_Material for the task_
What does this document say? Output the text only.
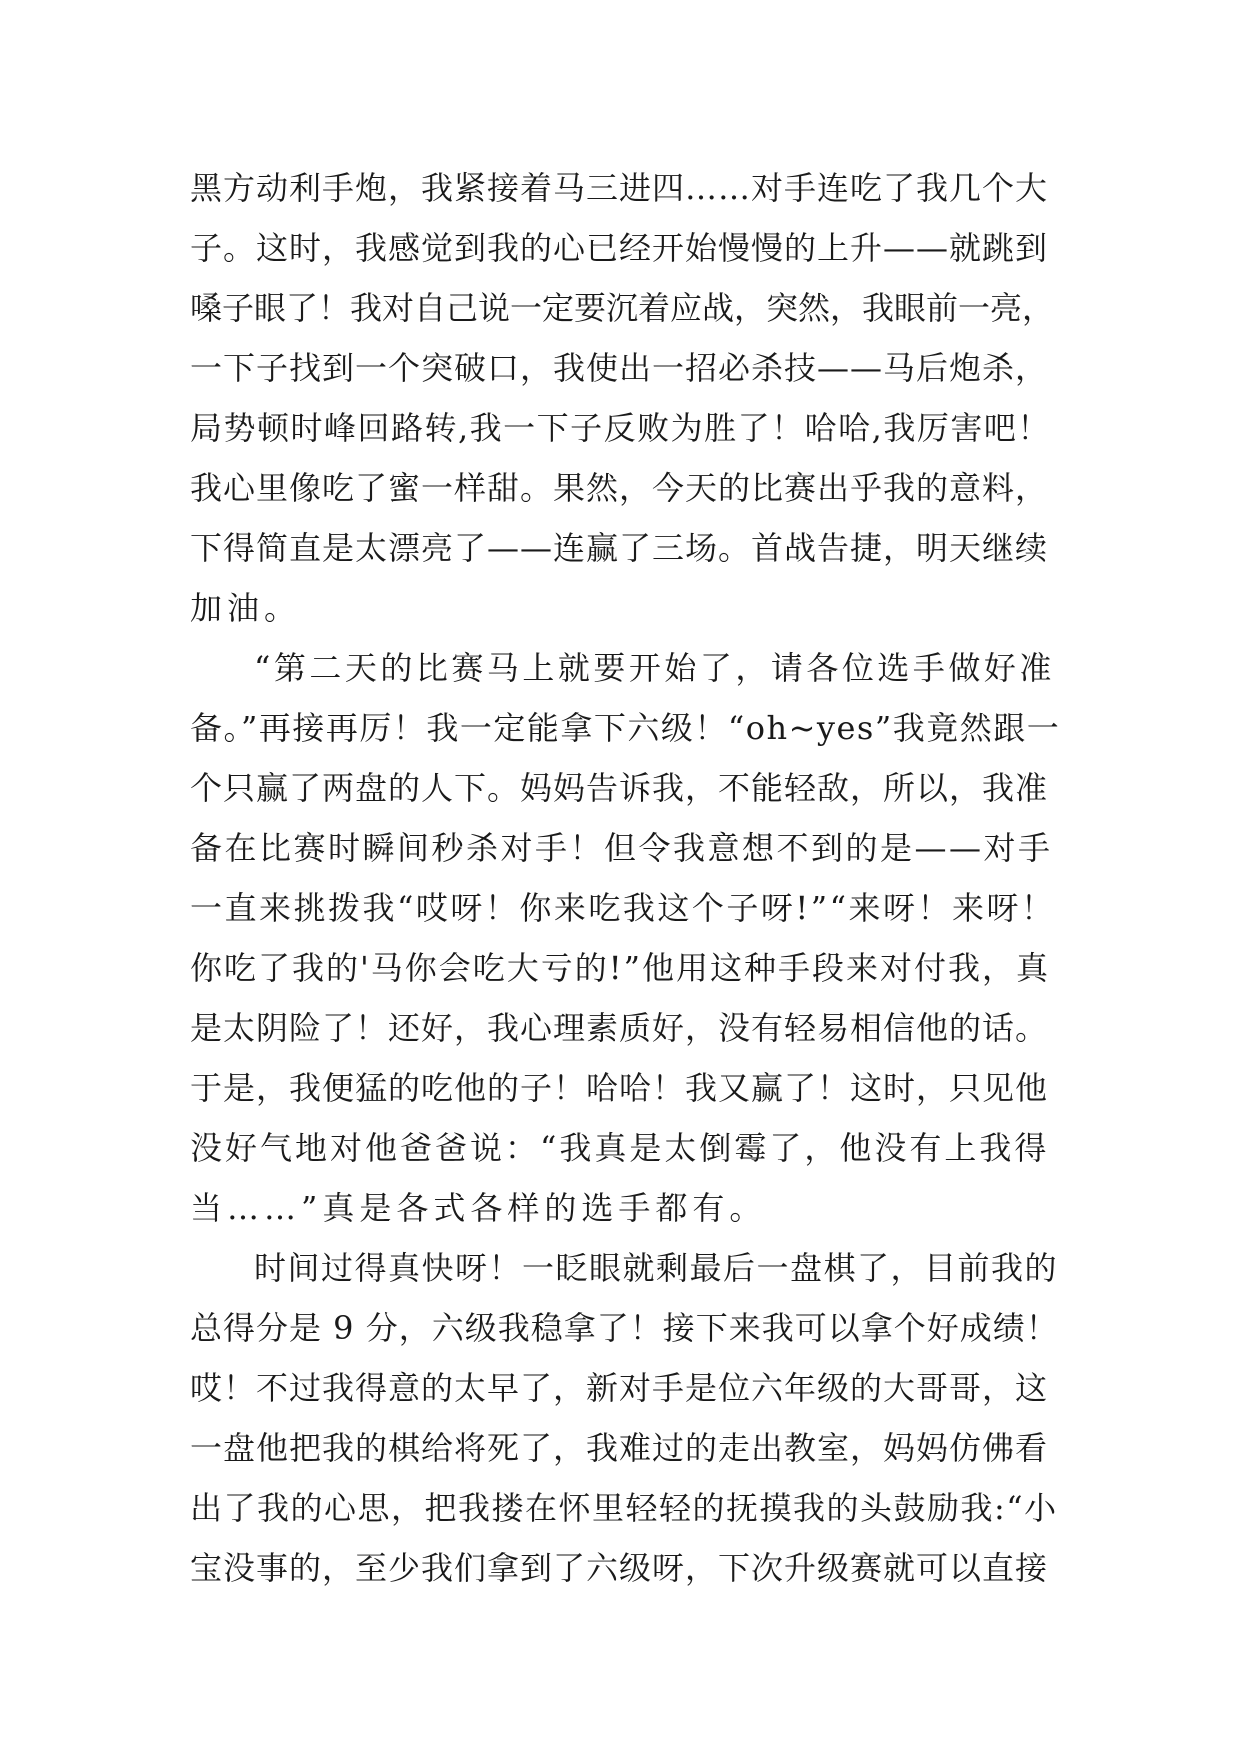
黑方动利手炮，我紧接着马三进四……对手连吃了我几个大
子。这时，我感觉到我的心已经开始慢慢的上升——就跳到
嗓子眼了！我对自己说一定要沉着应战，突然，我眼前一亮，
一下子找到一个突破口，我使出一招必杀技——马后炮杀，
局势顿时峰回路转,我一下子反败为胜了！哈哈,我厉害吧！
我心里像吃了蜜一样甜。果然，今天的比赛出乎我的意料，
下得简直是太漂亮了——连赢了三场。首战告捷，明天继续
加油。
“第二天的比赛马上就要开始了，请各位选手做好准
备。”再接再厉！我一定能拿下六级！“oh~yes”我竟然跟一
个只赢了两盘的人下。妈妈告诉我，不能轻敌，所以，我准
备在比赛时瞬间秒杀对手！但令我意想不到的是——对手
一直来挑拨我“哎呀！你来吃我这个子呀!”“来呀！来呀！
你吃了我的'马你会吃大亏的!”他用这种手段来对付我，真
是太阴险了！还好，我心理素质好，没有轻易相信他的话。
于是，我便猛的吃他的子！哈哈！我又赢了！这时，只见他
没好气地对他爸爸说：“我真是太倒霉了，他没有上我得
当……”真是各式各样的选手都有。
时间过得真快呀！一眨眼就剩最后一盘棋了，目前我的
总得分是 9 分，六级我稳拿了！接下来我可以拿个好成绩！
哎！不过我得意的太早了，新对手是位六年级的大哥哥，这
一盘他把我的棋给将死了，我难过的走出教室，妈妈仿佛看
出了我的心思，把我搂在怀里轻轻的抚摸我的头鼓励我:“小
宝没事的，至少我们拿到了六级呀，下次升级赛就可以直接
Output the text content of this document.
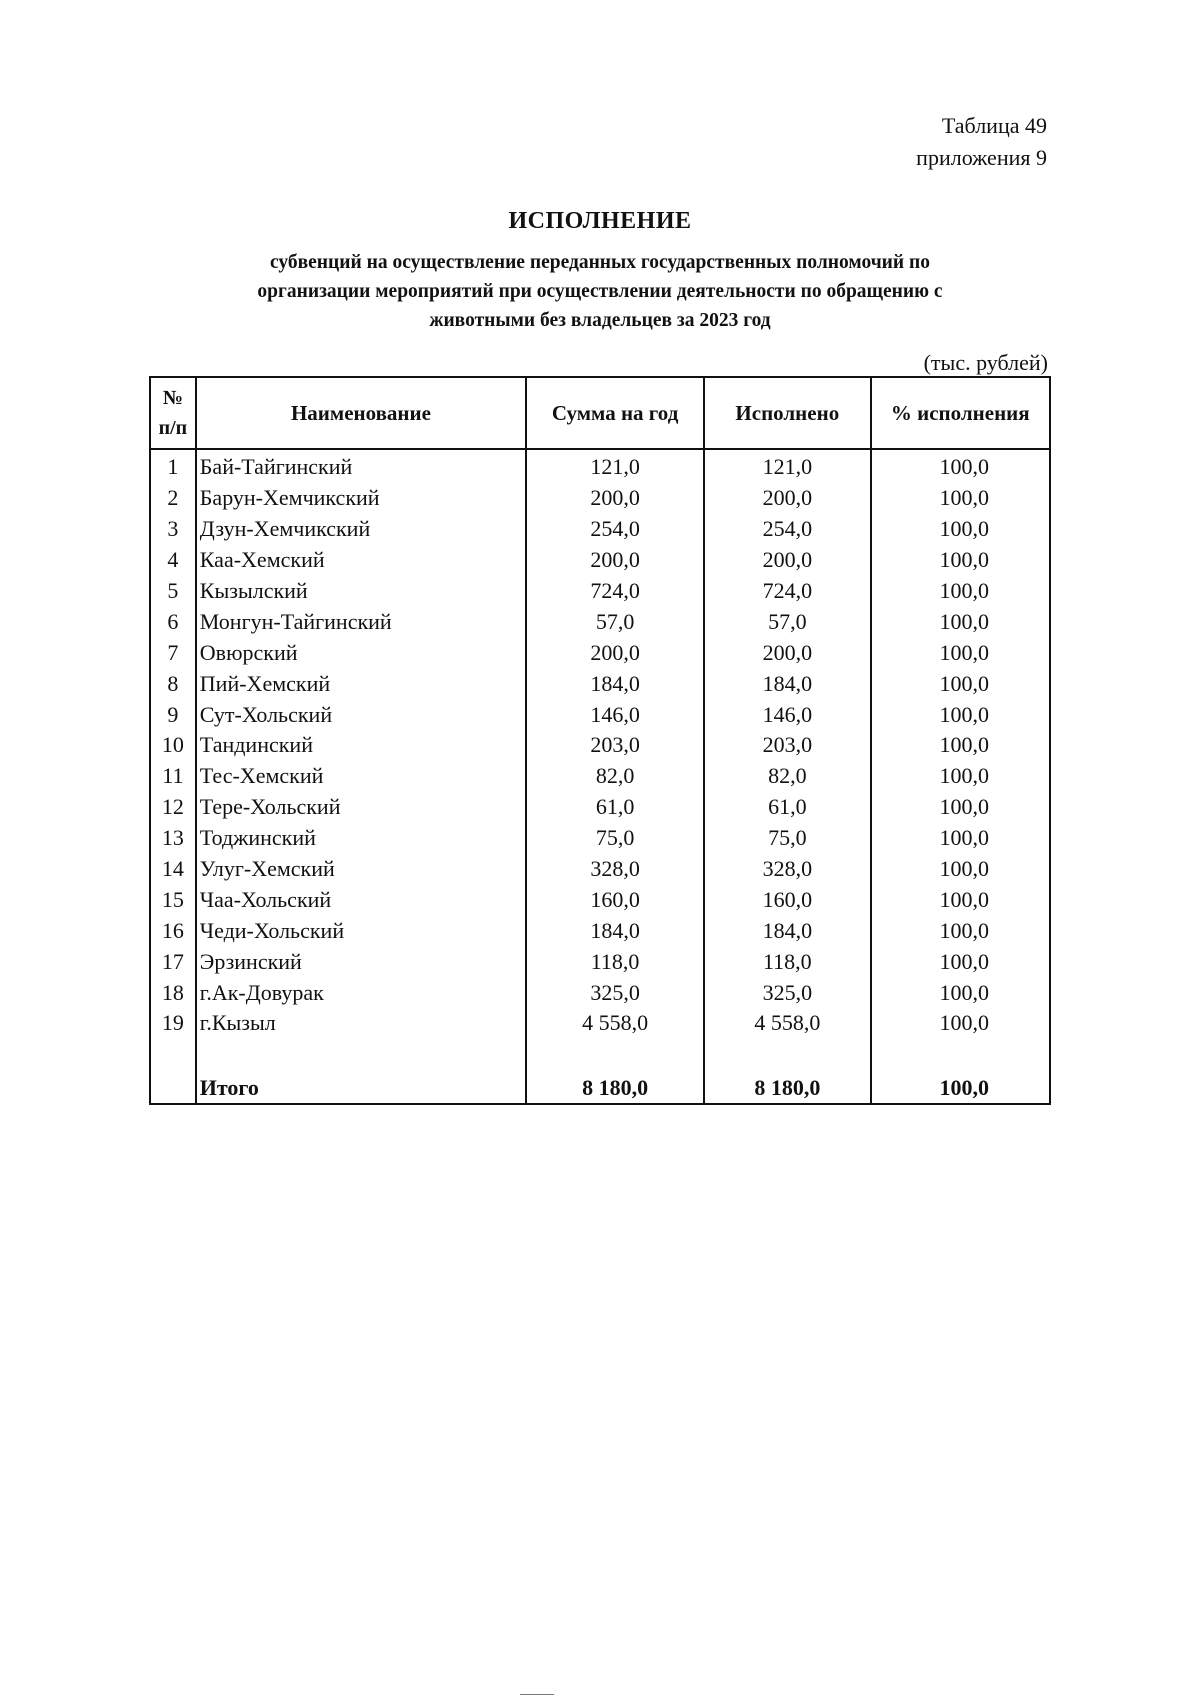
Таблица 49
приложения 9
ИСПОЛНЕНИЕ
субвенций на осуществление переданных государственных полномочий по
организации мероприятий при осуществлении деятельности по обращению с
животными без владельцев за 2023 год
(тыс. рублей)
№
п/п	Наименование	Сумма на год	Исполнено	% исполнения
1	Бай-Тайгинский	121,0	121,0	100,0
2	Барун-Хемчикский	200,0	200,0	100,0
3	Дзун-Хемчикский	254,0	254,0	100,0
4	Каа-Хемский	200,0	200,0	100,0
5	Кызылский	724,0	724,0	100,0
6	Монгун-Тайгинский	57,0	57,0	100,0
7	Овюрский	200,0	200,0	100,0
8	Пий-Хемский	184,0	184,0	100,0
9	Сут-Хольский	146,0	146,0	100,0
10	Тандинский	203,0	203,0	100,0
11	Тес-Хемский	82,0	82,0	100,0
12	Тере-Хольский	61,0	61,0	100,0
13	Тоджинский	75,0	75,0	100,0
14	Улуг-Хемский	328,0	328,0	100,0
15	Чаа-Хольский	160,0	160,0	100,0
16	Чеди-Хольский	184,0	184,0	100,0
17	Эрзинский	118,0	118,0	100,0
18	г.Ак-Довурак	325,0	325,0	100,0
19	г.Кызыл	4 558,0	4 558,0	100,0

	Итого	8 180,0	8 180,0	100,0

_Written problem_
Identify the lines of the data that contain the word "Output". Copy each of them.

_Solution to the problem_
What does this document say? Output the text only.
Output the text content of this document.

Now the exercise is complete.